[The problem]
Tally every line of the listing below that holds "content", then give the tally alone.

[Records for processing]
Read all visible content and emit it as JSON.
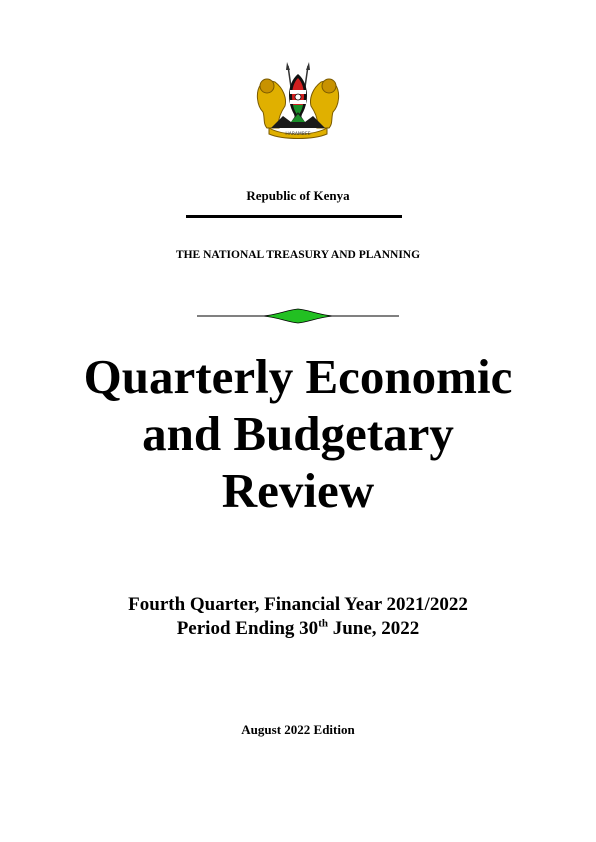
{
  "header": {
    "emblem": "kenya-coat-of-arms-icon",
    "republic": "Republic of Kenya",
    "ministry": "THE NATIONAL TREASURY AND PLANNING"
  },
  "title": {
    "line1": "Quarterly Economic",
    "line2": "and Budgetary",
    "line3": "Review"
  },
  "subtitle": {
    "line1": "Fourth Quarter, Financial Year 2021/2022",
    "line2_prefix": "Period Ending 30",
    "line2_sup": "th",
    "line2_suffix": " June, 2022"
  },
  "edition": "August 2022 Edition",
  "colors": {
    "ornament_fill": "#22c022",
    "shield_red": "#d21f1f",
    "shield_green": "#1a8f2a",
    "lion_gold": "#e0b000"
  }
}
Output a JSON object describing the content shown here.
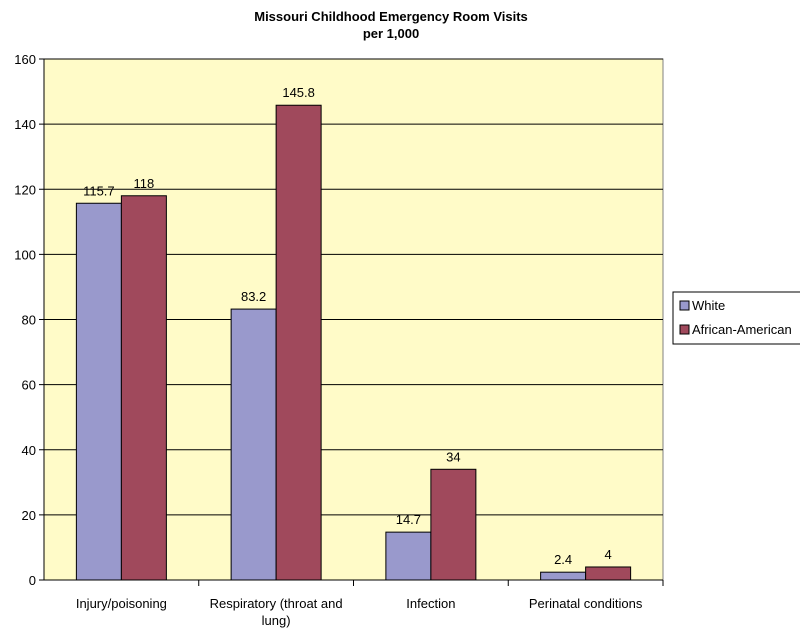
{
  "chart_data": {
    "type": "bar",
    "title": "Missouri Childhood Emergency Room Visits",
    "subtitle": "per 1,000",
    "categories": [
      [
        "Injury/poisoning"
      ],
      [
        "Respiratory (throat and",
        "lung)"
      ],
      [
        "Infection"
      ],
      [
        "Perinatal conditions"
      ]
    ],
    "series": [
      {
        "name": "White",
        "color": "#9999cc",
        "values": [
          115.7,
          83.2,
          14.7,
          2.4
        ],
        "labels": [
          "115.7",
          "83.2",
          "14.7",
          "2.4"
        ]
      },
      {
        "name": "African-American",
        "color": "#a0495c",
        "values": [
          118,
          145.8,
          34,
          4
        ],
        "labels": [
          "118",
          "145.8",
          "34",
          "4"
        ]
      }
    ],
    "ylim": [
      0,
      160
    ],
    "yticks": [
      0,
      20,
      40,
      60,
      80,
      100,
      120,
      140,
      160
    ],
    "plot_background": "#fffbc8",
    "grid": true,
    "legend_position": "right"
  }
}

[Reply]
2